__Short task__.
Each record below should be output verbatim, without pictures.

__Raw records__.

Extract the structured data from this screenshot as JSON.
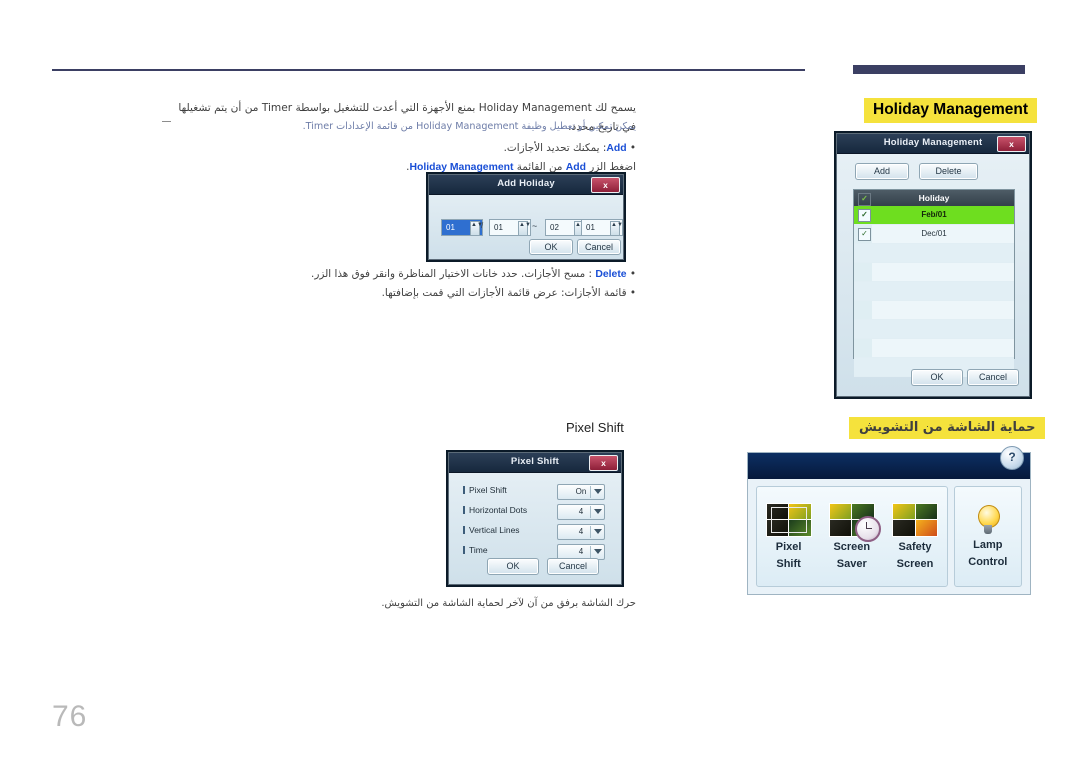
{
  "page": {
    "number": "76"
  },
  "headings": {
    "holiday_management": "Holiday Management",
    "safety_screen_ar": "حماية الشاشة من التشويش",
    "pixel_shift": "Pixel Shift"
  },
  "body": {
    "intro": "يسمح لك Holiday Management بمنع الأجهزة التي أعدت للتشغيل بواسطة Timer من أن يتم تشغيلها في تاريخ محدد.",
    "intro_kw1": "Holiday Management",
    "intro_kw2": "Timer",
    "note": "يمكن تمكين أو تعطيل وظيفة Holiday Management من قائمة الإعدادات Timer.",
    "note_kw1": "Holiday Management",
    "note_kw2": "Timer",
    "bullet_add_kw": "Add",
    "bullet_add": "يمكنك تحديد الأجازات.",
    "bullet_add_sub_pre": "اضغط الزر",
    "bullet_add_sub_kw1": "Add",
    "bullet_add_sub_mid": "من القائمة",
    "bullet_add_sub_kw2": "Holiday Management",
    "bullet_add_sub_end": ".",
    "bullet_delete_kw": "Delete",
    "bullet_delete": ": مسح الأجازات. حدد خانات الاختيار المناظرة وانقر فوق هذا الزر.",
    "bullet_list": "قائمة الأجازات: عرض قائمة الأجازات التي قمت بإضافتها.",
    "caption_bottom": "حرك الشاشة برفق من آن لآخر لحماية الشاشة من التشويش."
  },
  "add_holiday_dialog": {
    "title": "Add Holiday",
    "close_label": "x",
    "start_month": "01",
    "start_day": "01",
    "separator": "~",
    "end_month": "02",
    "end_day": "01",
    "slash": "/",
    "ok": "OK",
    "cancel": "Cancel"
  },
  "holiday_management_dialog": {
    "title": "Holiday Management",
    "close_label": "x",
    "add": "Add",
    "delete": "Delete",
    "column_header": "Holiday",
    "rows": [
      {
        "label": "Feb/01",
        "checked": true,
        "selected": true
      },
      {
        "label": "Dec/01",
        "checked": true,
        "selected": false
      }
    ],
    "empty_rows": 7,
    "check_glyph": "✓",
    "ok": "OK",
    "cancel": "Cancel"
  },
  "pixel_shift_dialog": {
    "title": "Pixel Shift",
    "close_label": "x",
    "rows": [
      {
        "label": "Pixel Shift",
        "value": "On"
      },
      {
        "label": "Horizontal Dots",
        "value": "4"
      },
      {
        "label": "Vertical Lines",
        "value": "4"
      },
      {
        "label": "Time",
        "value": "4"
      }
    ],
    "ok": "OK",
    "cancel": "Cancel"
  },
  "safety_panel": {
    "help_label": "?",
    "tiles": [
      {
        "line1": "Pixel",
        "line2": "Shift"
      },
      {
        "line1": "Screen",
        "line2": "Saver"
      },
      {
        "line1": "Safety",
        "line2": "Screen"
      }
    ],
    "lamp": {
      "line1": "Lamp",
      "line2": "Control"
    }
  },
  "colors": {
    "accent_yellow": "#f5e23c",
    "keyword_blue": "#1a4fd6",
    "rule_navy": "#3b3f63",
    "list_selected_green": "#6ede1f"
  }
}
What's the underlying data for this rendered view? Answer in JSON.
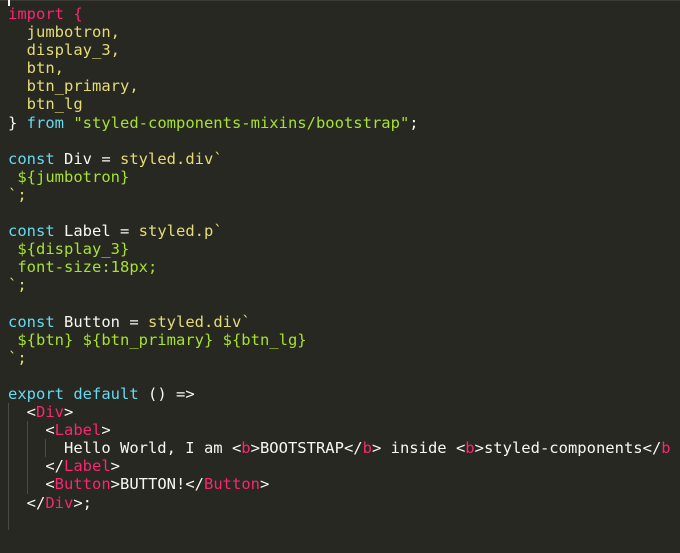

__Solution for this task__.
Extract the structured data from this screenshot as JSON.
{
  "page": {
    "number": "76"
  },
  "headings": {
    "holiday_management": "Holiday Management",
    "safety_screen_ar": "حماية الشاشة من التشويش",
    "pixel_shift": "Pixel Shift"
  },
  "body": {
    "intro": "يسمح لك Holiday Management بمنع الأجهزة التي أعدت للتشغيل بواسطة Timer من أن يتم تشغيلها في تاريخ محدد.",
    "intro_kw1": "Holiday Management",
    "intro_kw2": "Timer",
    "note": "يمكن تمكين أو تعطيل وظيفة Holiday Management من قائمة الإعدادات Timer.",
    "note_kw1": "Holiday Management",
    "note_kw2": "Timer",
    "bullet_add_kw": "Add",
    "bullet_add": "يمكنك تحديد الأجازات.",
    "bullet_add_sub_pre": "اضغط الزر",
    "bullet_add_sub_kw1": "Add",
    "bullet_add_sub_mid": "من القائمة",
    "bullet_add_sub_kw2": "Holiday Management",
    "bullet_add_sub_end": ".",
    "bullet_delete_kw": "Delete",
    "bullet_delete": ": مسح الأجازات. حدد خانات الاختيار المناظرة وانقر فوق هذا الزر.",
    "bullet_list": "قائمة الأجازات: عرض قائمة الأجازات التي قمت بإضافتها.",
    "caption_bottom": "حرك الشاشة برفق من آن لآخر لحماية الشاشة من التشويش."
  },
  "add_holiday_dialog": {
    "title": "Add Holiday",
    "close_label": "x",
    "start_month": "01",
    "start_day": "01",
    "separator": "~",
    "end_month": "02",
    "end_day": "01",
    "slash": "/",
    "ok": "OK",
    "cancel": "Cancel"
  },
  "holiday_management_dialog": {
    "title": "Holiday Management",
    "close_label": "x",
    "add": "Add",
    "delete": "Delete",
    "column_header": "Holiday",
    "rows": [
      {
        "label": "Feb/01",
        "checked": true,
        "selected": true
      },
      {
        "label": "Dec/01",
        "checked": true,
        "selected": false
      }
    ],
    "empty_rows": 7,
    "check_glyph": "✓",
    "ok": "OK",
    "cancel": "Cancel"
  },
  "pixel_shift_dialog": {
    "title": "Pixel Shift",
    "close_label": "x",
    "rows": [
      {
        "label": "Pixel Shift",
        "value": "On"
      },
      {
        "label": "Horizontal Dots",
        "value": "4"
      },
      {
        "label": "Vertical Lines",
        "value": "4"
      },
      {
        "label": "Time",
        "value": "4"
      }
    ],
    "ok": "OK",
    "cancel": "Cancel"
  },
  "safety_panel": {
    "help_label": "?",
    "tiles": [
      {
        "line1": "Pixel",
        "line2": "Shift"
      },
      {
        "line1": "Screen",
        "line2": "Saver"
      },
      {
        "line1": "Safety",
        "line2": "Screen"
      }
    ],
    "lamp": {
      "line1": "Lamp",
      "line2": "Control"
    }
  },
  "colors": {
    "accent_yellow": "#f5e23c",
    "keyword_blue": "#1a4fd6",
    "rule_navy": "#3b3f63",
    "list_selected_green": "#6ede1f"
  }
}
What's the underlying data for this rendered view? Answer in JSON.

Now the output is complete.